WHAT NEEDS TO BE DONE:
Output all of the records exactly as written.

SOURCE RECORDS:
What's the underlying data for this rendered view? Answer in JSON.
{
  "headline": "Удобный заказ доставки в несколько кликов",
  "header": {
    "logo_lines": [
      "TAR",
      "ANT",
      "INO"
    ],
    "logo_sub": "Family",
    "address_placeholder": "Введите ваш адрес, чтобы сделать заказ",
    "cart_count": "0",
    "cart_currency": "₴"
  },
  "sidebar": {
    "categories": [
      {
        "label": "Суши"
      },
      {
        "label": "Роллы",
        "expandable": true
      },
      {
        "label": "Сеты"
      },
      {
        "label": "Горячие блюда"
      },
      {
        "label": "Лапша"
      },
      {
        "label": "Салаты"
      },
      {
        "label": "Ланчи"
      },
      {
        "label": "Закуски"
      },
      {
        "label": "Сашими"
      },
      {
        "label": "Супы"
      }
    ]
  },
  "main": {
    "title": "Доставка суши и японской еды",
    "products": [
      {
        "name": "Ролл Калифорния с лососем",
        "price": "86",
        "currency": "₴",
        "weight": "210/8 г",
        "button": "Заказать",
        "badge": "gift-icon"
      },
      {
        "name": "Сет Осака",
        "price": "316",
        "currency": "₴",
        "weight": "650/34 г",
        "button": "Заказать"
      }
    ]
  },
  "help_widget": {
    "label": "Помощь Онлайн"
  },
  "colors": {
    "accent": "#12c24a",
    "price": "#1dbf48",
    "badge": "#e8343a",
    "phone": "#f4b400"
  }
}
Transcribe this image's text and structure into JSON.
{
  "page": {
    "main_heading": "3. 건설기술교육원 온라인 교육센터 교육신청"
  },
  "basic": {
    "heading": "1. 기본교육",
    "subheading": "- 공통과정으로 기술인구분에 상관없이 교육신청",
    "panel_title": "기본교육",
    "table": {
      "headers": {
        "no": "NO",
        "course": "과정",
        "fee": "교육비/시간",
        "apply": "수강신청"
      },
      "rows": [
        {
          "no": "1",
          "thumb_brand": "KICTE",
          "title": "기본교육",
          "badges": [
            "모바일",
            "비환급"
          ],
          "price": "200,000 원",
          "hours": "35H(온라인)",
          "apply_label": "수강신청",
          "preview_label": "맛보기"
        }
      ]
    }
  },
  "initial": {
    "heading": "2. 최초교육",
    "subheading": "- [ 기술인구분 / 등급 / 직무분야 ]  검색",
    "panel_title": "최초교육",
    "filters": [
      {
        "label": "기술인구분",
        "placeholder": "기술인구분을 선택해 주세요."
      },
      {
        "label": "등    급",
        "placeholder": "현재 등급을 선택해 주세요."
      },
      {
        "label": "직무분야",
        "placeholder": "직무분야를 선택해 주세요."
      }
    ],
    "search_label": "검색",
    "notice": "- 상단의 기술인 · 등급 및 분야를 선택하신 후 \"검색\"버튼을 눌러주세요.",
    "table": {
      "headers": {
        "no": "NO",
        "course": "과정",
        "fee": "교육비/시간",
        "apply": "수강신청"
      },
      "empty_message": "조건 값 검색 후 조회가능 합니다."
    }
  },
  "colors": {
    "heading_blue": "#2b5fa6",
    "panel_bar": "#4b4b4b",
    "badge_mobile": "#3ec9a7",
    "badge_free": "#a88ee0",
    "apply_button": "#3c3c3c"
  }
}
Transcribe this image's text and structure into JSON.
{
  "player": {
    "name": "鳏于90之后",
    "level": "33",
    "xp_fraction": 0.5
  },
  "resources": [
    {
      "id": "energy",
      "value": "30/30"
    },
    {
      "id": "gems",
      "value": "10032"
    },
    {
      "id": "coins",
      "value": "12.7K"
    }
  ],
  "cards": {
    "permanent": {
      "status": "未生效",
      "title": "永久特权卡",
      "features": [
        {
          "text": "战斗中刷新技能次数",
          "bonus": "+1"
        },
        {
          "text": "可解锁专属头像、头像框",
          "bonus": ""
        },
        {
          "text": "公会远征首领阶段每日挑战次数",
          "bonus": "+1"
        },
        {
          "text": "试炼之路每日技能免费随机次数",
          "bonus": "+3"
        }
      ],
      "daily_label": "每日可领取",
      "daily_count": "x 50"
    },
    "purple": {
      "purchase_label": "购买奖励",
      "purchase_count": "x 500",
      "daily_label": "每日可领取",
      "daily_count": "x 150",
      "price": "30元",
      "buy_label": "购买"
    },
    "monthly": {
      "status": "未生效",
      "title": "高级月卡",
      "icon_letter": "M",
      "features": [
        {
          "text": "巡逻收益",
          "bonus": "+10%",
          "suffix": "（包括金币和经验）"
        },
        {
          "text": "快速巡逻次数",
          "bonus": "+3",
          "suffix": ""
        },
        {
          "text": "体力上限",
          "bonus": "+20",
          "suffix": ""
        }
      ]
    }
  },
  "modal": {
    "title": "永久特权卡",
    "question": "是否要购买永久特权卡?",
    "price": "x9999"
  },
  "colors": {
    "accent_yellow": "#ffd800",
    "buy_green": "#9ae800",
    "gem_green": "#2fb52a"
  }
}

RESPONSE:
What's the underlying data for this rendered view? Answer in JSON.
{
  "headline": "Удобный заказ доставки в несколько кликов",
  "header": {
    "logo_lines": [
      "TAR",
      "ANT",
      "INO"
    ],
    "logo_sub": "Family",
    "address_placeholder": "Введите ваш адрес, чтобы сделать заказ",
    "cart_count": "0",
    "cart_currency": "₴"
  },
  "sidebar": {
    "categories": [
      {
        "label": "Суши"
      },
      {
        "label": "Роллы",
        "expandable": true
      },
      {
        "label": "Сеты"
      },
      {
        "label": "Горячие блюда"
      },
      {
        "label": "Лапша"
      },
      {
        "label": "Салаты"
      },
      {
        "label": "Ланчи"
      },
      {
        "label": "Закуски"
      },
      {
        "label": "Сашими"
      },
      {
        "label": "Супы"
      }
    ]
  },
  "main": {
    "title": "Доставка суши и японской еды",
    "products": [
      {
        "name": "Ролл Калифорния с лососем",
        "price": "86",
        "currency": "₴",
        "weight": "210/8 г",
        "button": "Заказать",
        "badge": "gift-icon"
      },
      {
        "name": "Сет Осака",
        "price": "316",
        "currency": "₴",
        "weight": "650/34 г",
        "button": "Заказать"
      }
    ]
  },
  "help_widget": {
    "label": "Помощь Онлайн"
  },
  "colors": {
    "accent": "#12c24a",
    "price": "#1dbf48",
    "badge": "#e8343a",
    "phone": "#f4b400"
  }
}
Transcribe this image's text and structure into JSON.
{
  "page": {
    "main_heading": "3. 건설기술교육원 온라인 교육센터 교육신청"
  },
  "basic": {
    "heading": "1. 기본교육",
    "subheading": "- 공통과정으로 기술인구분에 상관없이 교육신청",
    "panel_title": "기본교육",
    "table": {
      "headers": {
        "no": "NO",
        "course": "과정",
        "fee": "교육비/시간",
        "apply": "수강신청"
      },
      "rows": [
        {
          "no": "1",
          "thumb_brand": "KICTE",
          "title": "기본교육",
          "badges": [
            "모바일",
            "비환급"
          ],
          "price": "200,000 원",
          "hours": "35H(온라인)",
          "apply_label": "수강신청",
          "preview_label": "맛보기"
        }
      ]
    }
  },
  "initial": {
    "heading": "2. 최초교육",
    "subheading": "- [ 기술인구분 / 등급 / 직무분야 ]  검색",
    "panel_title": "최초교육",
    "filters": [
      {
        "label": "기술인구분",
        "placeholder": "기술인구분을 선택해 주세요."
      },
      {
        "label": "등    급",
        "placeholder": "현재 등급을 선택해 주세요."
      },
      {
        "label": "직무분야",
        "placeholder": "직무분야를 선택해 주세요."
      }
    ],
    "search_label": "검색",
    "notice": "- 상단의 기술인 · 등급 및 분야를 선택하신 후 \"검색\"버튼을 눌러주세요.",
    "table": {
      "headers": {
        "no": "NO",
        "course": "과정",
        "fee": "교육비/시간",
        "apply": "수강신청"
      },
      "empty_message": "조건 값 검색 후 조회가능 합니다."
    }
  },
  "colors": {
    "heading_blue": "#2b5fa6",
    "panel_bar": "#4b4b4b",
    "badge_mobile": "#3ec9a7",
    "badge_free": "#a88ee0",
    "apply_button": "#3c3c3c"
  }
}
Transcribe this image's text and structure into JSON.
{
  "player": {
    "name": "鳏于90之后",
    "level": "33",
    "xp_fraction": 0.5
  },
  "resources": [
    {
      "id": "energy",
      "value": "30/30"
    },
    {
      "id": "gems",
      "value": "10032"
    },
    {
      "id": "coins",
      "value": "12.7K"
    }
  ],
  "cards": {
    "permanent": {
      "status": "未生效",
      "title": "永久特权卡",
      "features": [
        {
          "text": "战斗中刷新技能次数",
          "bonus": "+1"
        },
        {
          "text": "可解锁专属头像、头像框",
          "bonus": ""
        },
        {
          "text": "公会远征首领阶段每日挑战次数",
          "bonus": "+1"
        },
        {
          "text": "试炼之路每日技能免费随机次数",
          "bonus": "+3"
        }
      ],
      "daily_label": "每日可领取",
      "daily_count": "x 50"
    },
    "purple": {
      "purchase_label": "购买奖励",
      "purchase_count": "x 500",
      "daily_label": "每日可领取",
      "daily_count": "x 150",
      "price": "30元",
      "buy_label": "购买"
    },
    "monthly": {
      "status": "未生效",
      "title": "高级月卡",
      "icon_letter": "M",
      "features": [
        {
          "text": "巡逻收益",
          "bonus": "+10%",
          "suffix": "（包括金币和经验）"
        },
        {
          "text": "快速巡逻次数",
          "bonus": "+3",
          "suffix": ""
        },
        {
          "text": "体力上限",
          "bonus": "+20",
          "suffix": ""
        }
      ]
    }
  },
  "modal": {
    "title": "永久特权卡",
    "question": "是否要购买永久特权卡?",
    "price": "x9999"
  },
  "colors": {
    "accent_yellow": "#ffd800",
    "buy_green": "#9ae800",
    "gem_green": "#2fb52a"
  }
}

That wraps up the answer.